What happened to the Memphis Tigers on Monday night isn’t that kind of loss. Theirs is the kind that lands on your skin like a branding iron, burns a white-hot path into your tissues, drills into your bones and takes up an aching residence there forever.
You have a nine-point lead with little over two minutes to play, you don’t lose. And if you do, no matter how well the other team played down the stretch, you go home knowing you helped them get it done.
John Calipari, the Memphis coach who has to be wondering if he’ll ever win one of these things, knew it.
“I told them that they did everything they were supposed to to put us in a position to win a national title. You have the kind of lead we had, you're supposed to win the game,” Calipari said, the pain oozing out of every pore of his body as he sat on the dais, trying to respond to questions that had no answers.
The Tigers had this game won, and they were doing it in magnificent fashion. They fell behind by seven in the first half, playing miserably in the final minutes before the break. But they came out hard in the second half, got on Kansas like slime on a slug, built a lead and seemed to be on their way to history.
At two minutes, they had that lead that is insurmountable in almost every game you’ll ever see. It was like standing over a two-foot putt on the 18th green of Augusta National with a two–stroke lead in the Masters.
And then they three-putted, put the game into overtime, and that was it. They didn’t quit so much as surrender, their exhaustion showing in every clanked shot in the extra five minutes and in their inability to get under the boards to rebound their own misses.

[Records from a data collection]
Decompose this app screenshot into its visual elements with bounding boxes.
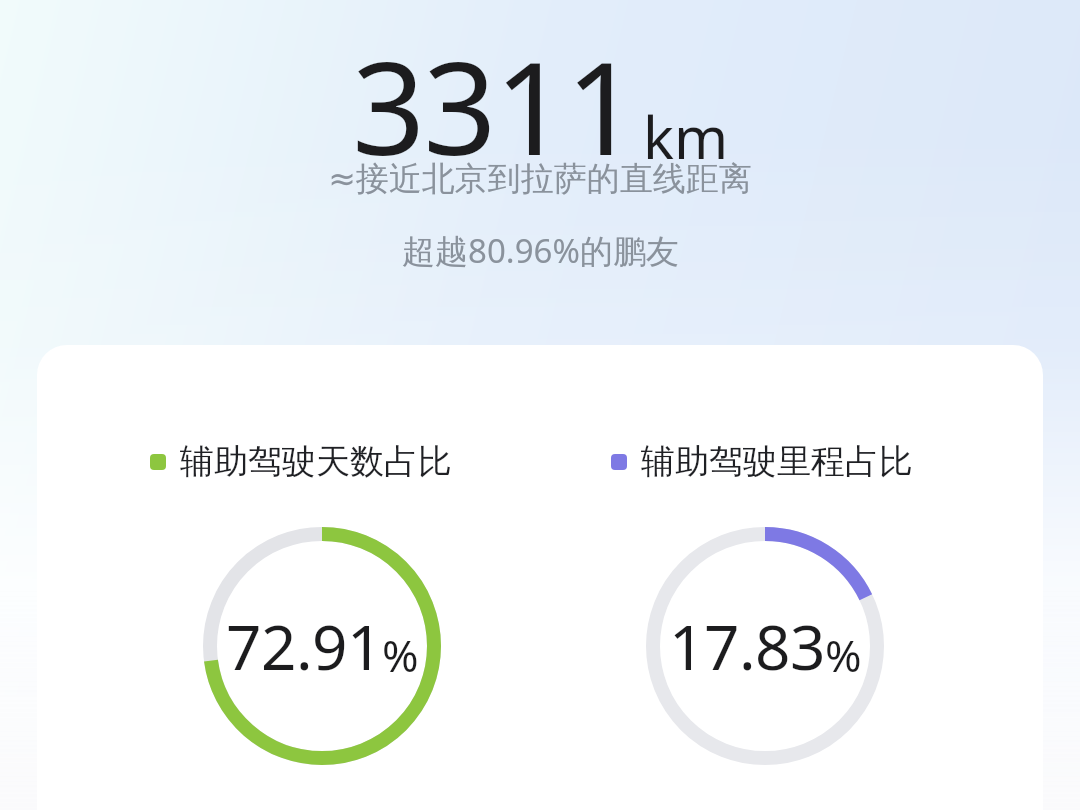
staticText: % (825, 625, 862, 685)
staticText: 17.83 (669, 604, 825, 688)
button[interactable]: 辅助驾驶里程占比 (611, 440, 913, 492)
button[interactable] (37, 345, 1043, 810)
button[interactable]: 辅助驾驶天数占比 72.91% (203, 527, 441, 765)
button[interactable]: 辅助驾驶里程占比 17.83% (646, 527, 884, 765)
staticText: 辅助驾驶天数占比 (180, 440, 452, 483)
staticText: 3311 (352, 18, 637, 192)
staticText: 72.91 (226, 604, 382, 688)
staticText: ≈接近北京到拉萨的直线距离 (328, 158, 752, 200)
button[interactable]: 辅助驾驶天数占比 (150, 440, 452, 492)
staticText: 辅助驾驶里程占比 (641, 440, 913, 483)
staticText: 超越80.96%的鹏友 (402, 228, 679, 273)
staticText: km (643, 97, 729, 176)
staticText: % (382, 625, 419, 685)
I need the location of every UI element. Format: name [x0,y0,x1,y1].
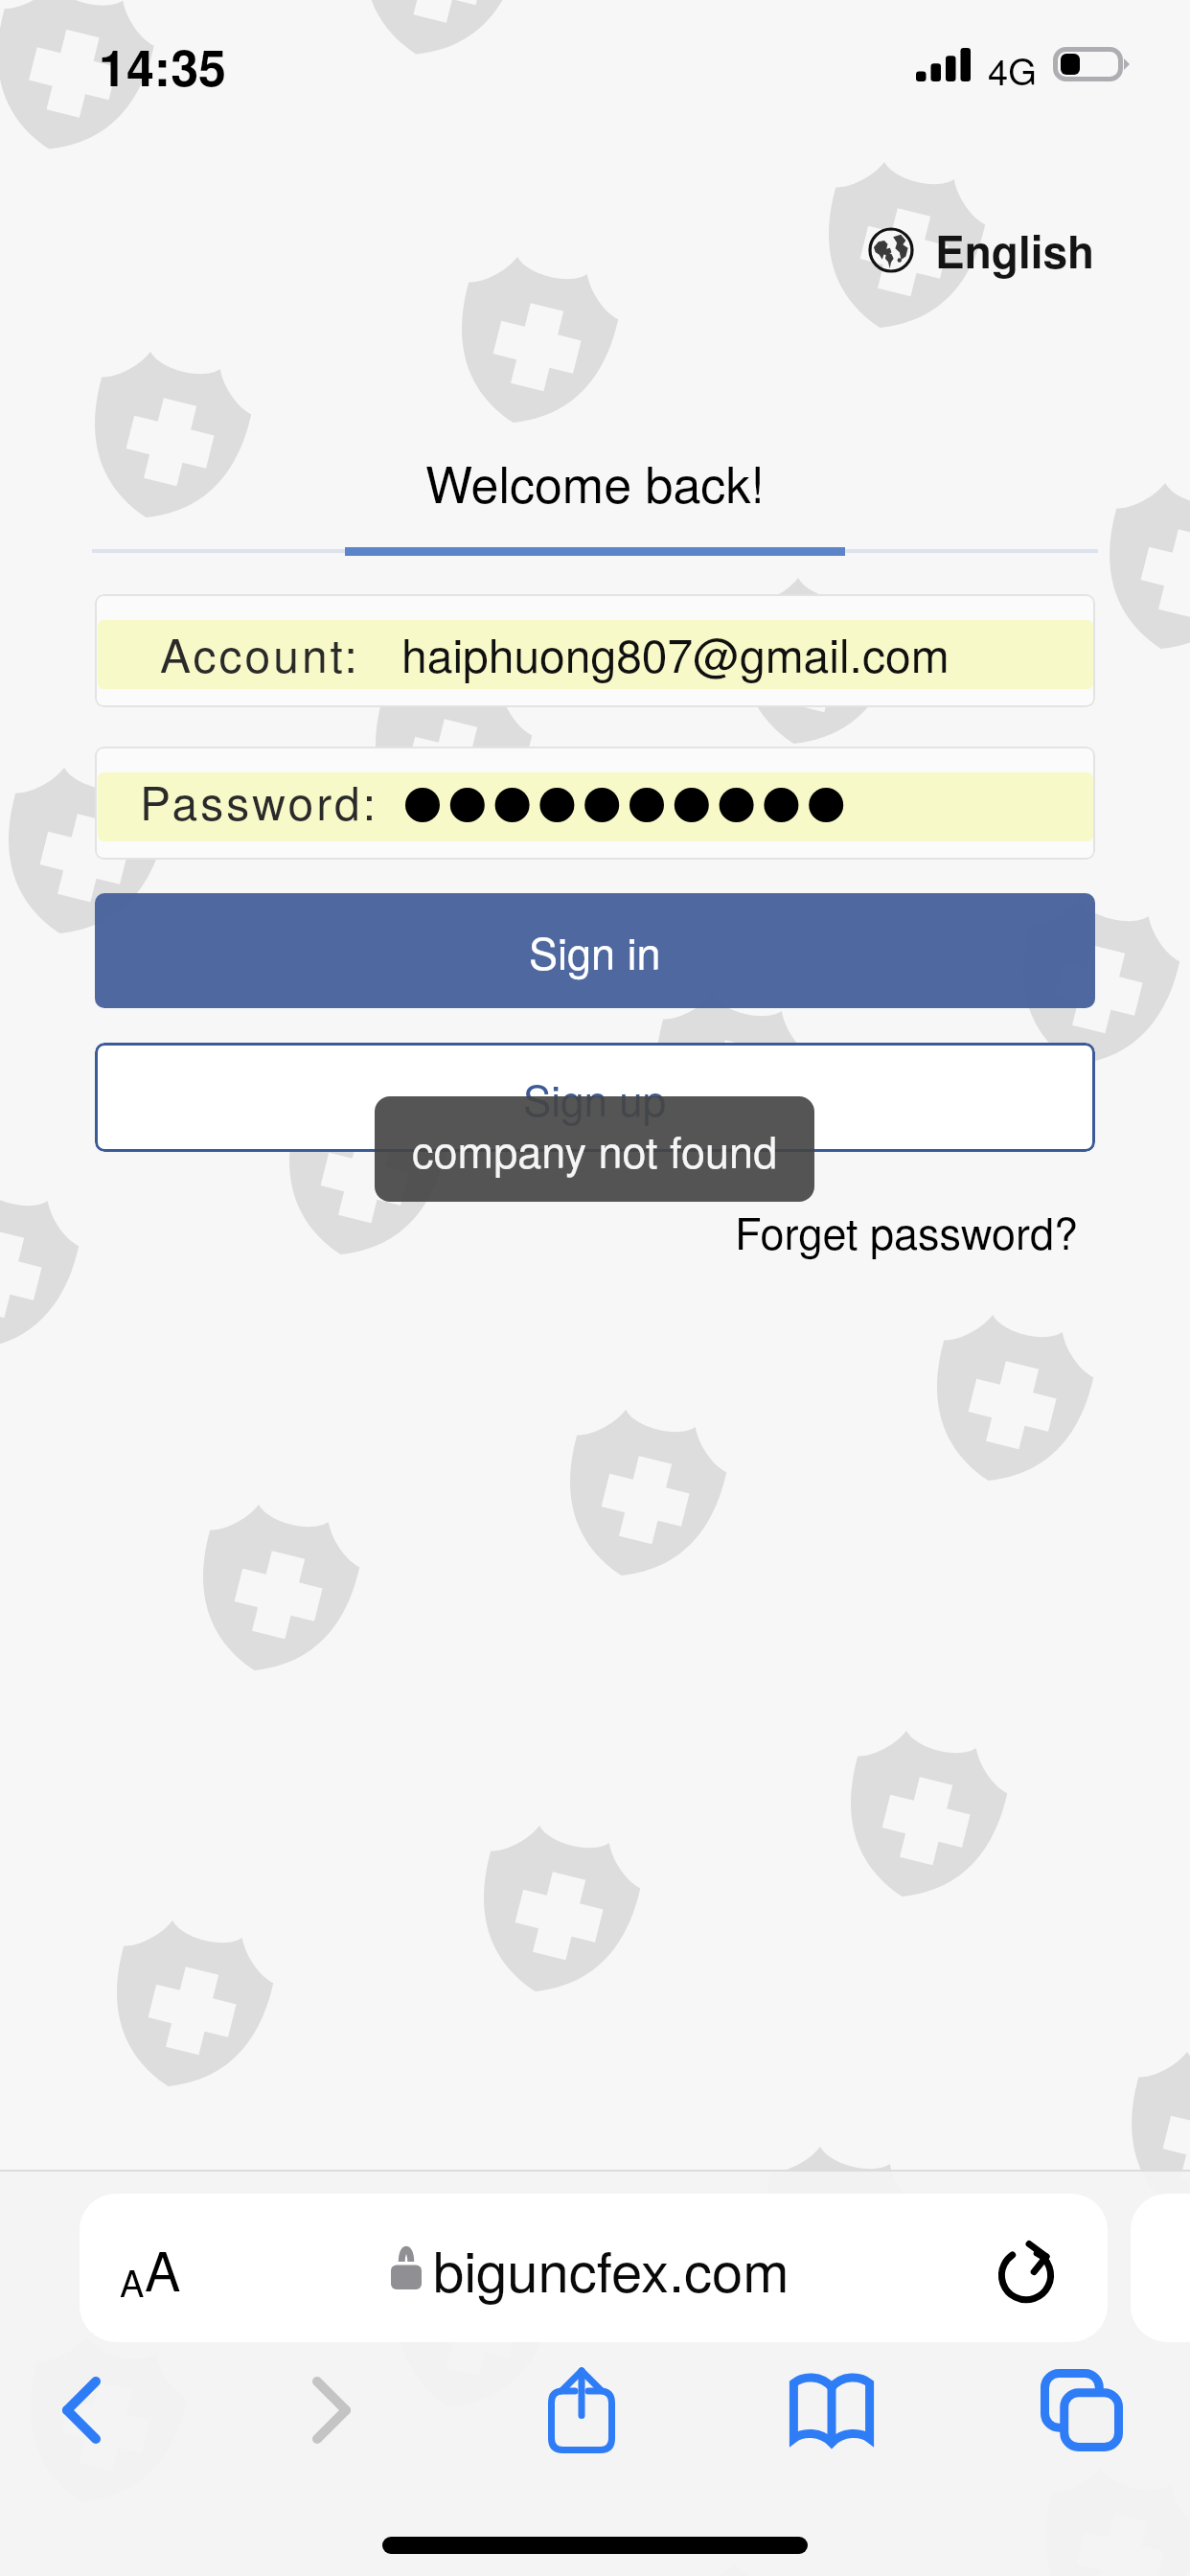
button[interactable]: Sign in [95,893,1095,1008]
button[interactable]: Bookmarks [768,2351,895,2470]
staticText: Account: [160,620,360,686]
staticText: biguncfex.com [433,2228,790,2308]
staticText: haiphuong807@gmail.com [401,620,950,686]
button[interactable]: Sign up [95,1043,1095,1152]
staticText: 14:35 [99,30,226,101]
staticText: Password: [140,768,379,834]
button[interactable]: Password: [95,747,1095,860]
staticText: Sign in [529,920,661,981]
button[interactable]: Account: [95,594,1095,707]
staticText: 4G [988,43,1037,95]
button[interactable]: Tabs [1018,2351,1145,2470]
button[interactable]: Reload [995,2234,1064,2303]
staticText: company not found [412,1118,778,1180]
staticText: English [935,218,1095,282]
button[interactable]: English [868,218,1095,282]
button[interactable]: A [80,2194,1108,2342]
staticText: A [120,2255,145,2307]
staticText: Welcome back! [0,446,1190,517]
button[interactable]: Forget password? [735,1200,1079,1261]
button[interactable]: Back [18,2351,145,2470]
button[interactable]: Forward [268,2351,395,2470]
staticText: A [145,2230,181,2307]
button[interactable]: Share [518,2351,645,2470]
staticText: Sign up [523,1068,667,1128]
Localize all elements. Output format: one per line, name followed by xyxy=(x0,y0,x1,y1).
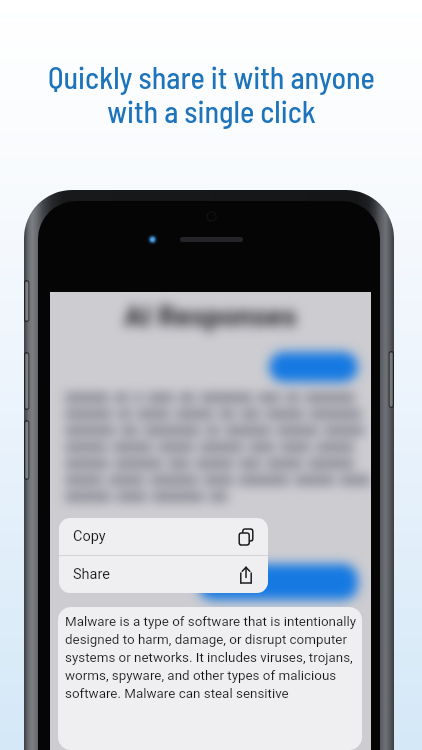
staticText: Malware is a type of software that is in… xyxy=(65,614,360,702)
other: Copy xyxy=(236,527,256,547)
other: Share xyxy=(236,565,256,585)
staticText: Share xyxy=(73,566,110,583)
staticText: AI Responses xyxy=(124,300,297,333)
staticText: Copy xyxy=(73,528,106,545)
button[interactable]: Copy xyxy=(59,518,268,555)
staticText: Quickly share it with anyone with a sing… xyxy=(48,59,375,129)
button[interactable]: Share xyxy=(59,556,268,593)
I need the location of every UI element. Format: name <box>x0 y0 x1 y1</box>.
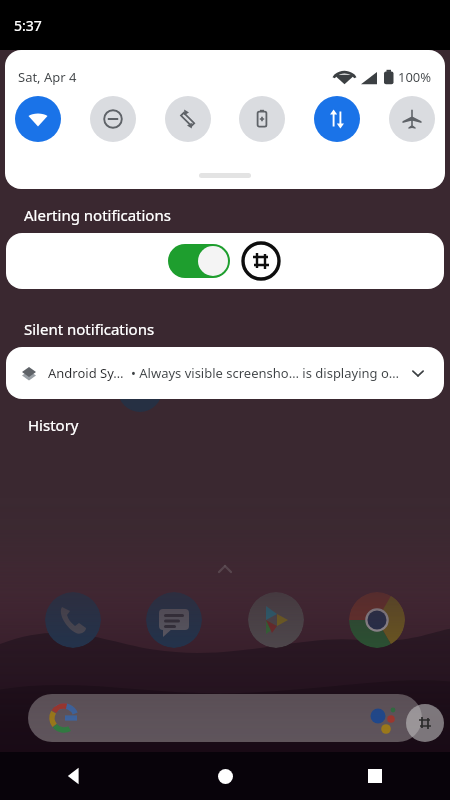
staticText: Alerting notifications <box>24 205 171 225</box>
button[interactable]: Toggle notification <box>6 233 444 289</box>
button[interactable]: Mobile data <box>314 96 360 142</box>
button[interactable]: Battery saver <box>239 96 285 142</box>
button[interactable]: Airplane mode <box>389 96 435 142</box>
button[interactable]: Wi-Fi <box>15 96 61 142</box>
staticText: History <box>28 415 79 435</box>
staticText: • Always visible screensho… is displayin… <box>131 364 400 382</box>
button[interactable]: Back <box>0 752 150 800</box>
button[interactable]: Auto-rotate <box>165 96 211 142</box>
button[interactable]: Search <box>28 694 422 742</box>
button[interactable]: Toggle notification <box>168 244 230 278</box>
button[interactable]: Do not disturb <box>90 96 136 142</box>
staticText: Android Sy… <box>48 364 124 382</box>
button[interactable]: Phone <box>45 592 101 648</box>
button[interactable]: Take screenshot <box>240 240 282 282</box>
button[interactable]: Play Store <box>248 592 304 648</box>
button[interactable]: Android Sy… <box>6 347 444 399</box>
staticText: 100% <box>398 68 432 86</box>
button[interactable]: Chrome <box>349 592 405 648</box>
button[interactable]: Recents <box>300 752 450 800</box>
button[interactable]: Expand <box>406 361 430 385</box>
button[interactable]: Home <box>150 752 300 800</box>
staticText: Silent notifications <box>24 319 155 339</box>
button[interactable]: Messages <box>146 592 202 648</box>
button[interactable]: History <box>22 411 85 439</box>
staticText: 5:37 <box>14 16 42 35</box>
button[interactable]: Screenshot <box>406 704 444 742</box>
staticText: Sat, Apr 4 <box>18 68 77 86</box>
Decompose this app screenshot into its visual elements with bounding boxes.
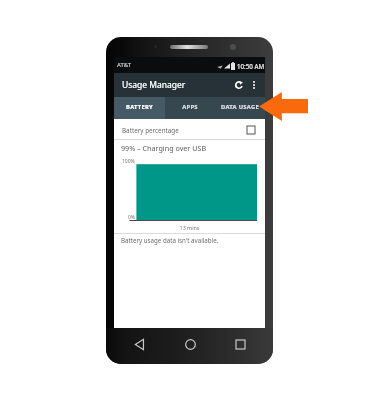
staticText: 13 mins [114,224,265,231]
button[interactable]: More options [247,73,261,97]
staticText: 10:50 AM [237,62,264,70]
staticText: 99% – Charging over USB [121,143,207,153]
staticText: APPS [182,103,198,111]
staticText: Battery usage data isn't available. [121,236,219,244]
staticText: 100% [122,158,135,165]
staticText: AT&T [117,61,131,69]
staticText: DATA USAGE [221,103,259,111]
button[interactable]: APPS [165,97,215,119]
button[interactable]: Refresh [231,73,247,97]
button[interactable]: Recent apps [215,328,265,360]
staticText: Usage Manager [122,79,231,91]
staticText: Battery percentage [122,126,179,135]
button[interactable]: BATTERY [114,97,165,119]
button[interactable]: Back [114,328,165,360]
staticText: 0% [128,214,136,221]
button[interactable]: Home [165,328,215,360]
button[interactable]: Battery percentage [114,119,265,139]
button[interactable]: DATA USAGE [215,97,265,119]
staticText: BATTERY [126,103,153,111]
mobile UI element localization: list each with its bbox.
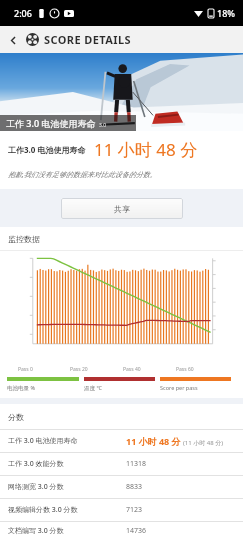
staticText: 7123 [126, 505, 243, 515]
staticText: 11 小时 48 分 [126, 435, 181, 447]
staticText: Score per pass [160, 384, 198, 391]
button[interactable]: 共享 [61, 198, 183, 219]
staticText: 工作 3.0 电池使用寿命 [6, 117, 96, 129]
staticText: 8833 [126, 482, 243, 492]
button[interactable]: 文档编写 3.0 分数 [0, 522, 243, 540]
staticText: 文档编写 3.0 分数 [8, 526, 126, 536]
staticText: 电池电量 % [7, 384, 36, 392]
staticText: 监控数据 [8, 234, 40, 244]
staticText: Pass 40 [123, 366, 141, 373]
button[interactable]: Back [0, 27, 26, 53]
staticText: 分数 [8, 412, 24, 422]
staticText: 18% [217, 7, 235, 19]
staticText: 3.0 [99, 122, 107, 129]
button[interactable]: 工作 3.0 效能分数 [0, 453, 243, 475]
staticText: 抱歉,我们没有足够的数据来对比此设备的分数。 [8, 170, 157, 180]
button[interactable]: 网络测宽 3.0 分数 [0, 476, 243, 498]
staticText: 温度 ℃ [84, 384, 102, 392]
staticText: (11 小时 48 分) [183, 439, 224, 447]
staticText: 14736 [126, 526, 243, 536]
staticText: 2:06 [14, 7, 32, 19]
staticText: 工作3.0 电池使用寿命 [8, 144, 86, 155]
button[interactable]: 工作 3.0 电池使用寿命 [0, 430, 243, 452]
staticText: Pass 20 [70, 366, 88, 373]
staticText: 11318 [126, 459, 243, 469]
button[interactable]: 视频编辑分数 3.0 分数 [0, 499, 243, 521]
staticText: 网络测宽 3.0 分数 [8, 482, 126, 492]
staticText: 工作 3.0 效能分数 [8, 459, 126, 469]
staticText: 视频编辑分数 3.0 分数 [8, 505, 126, 515]
staticText: Pass 60 [176, 366, 194, 373]
staticText: 共享 [114, 204, 130, 214]
staticText: Pass 0 [18, 366, 33, 373]
staticText: 工作 3.0 电池使用寿命 [8, 436, 126, 446]
staticText: 11 小时 48 分 [94, 138, 198, 161]
staticText: SCORE DETAILS [44, 32, 131, 47]
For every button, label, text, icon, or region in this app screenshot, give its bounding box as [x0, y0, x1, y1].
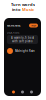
staticText: New [31, 24, 36, 27]
staticText: with soft piano [12, 40, 33, 43]
staticText: A warm lo-fi beat [11, 36, 34, 40]
staticText: Turn words [11, 2, 35, 7]
staticText: DESCRIBE [7, 31, 19, 34]
staticText: Midnight Rain [15, 49, 35, 53]
staticText: Music [22, 7, 34, 12]
button[interactable]: New [29, 24, 38, 28]
staticText: Generate [7, 24, 21, 27]
staticText: into [12, 7, 21, 12]
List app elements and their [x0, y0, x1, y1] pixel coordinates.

● **The task**
Copy the passage on the Memphis loss, beginning at the words "What happened to" and stopping after "get it done.", and swap "nine-point" for "ten-point".

● **Solution for this task**
What happened to the Memphis Tigers on Monday night isn’t that kind of loss. Theirs is the kind that lands on your skin like a branding iron, burns a white-hot path into your tissues, drills into your bones and takes up an aching residence there forever.
You have a ten-point lead with little over two minutes to play, you don’t lose. And if you do, no matter how well the other team played down the stretch, you go home knowing you helped them get it done.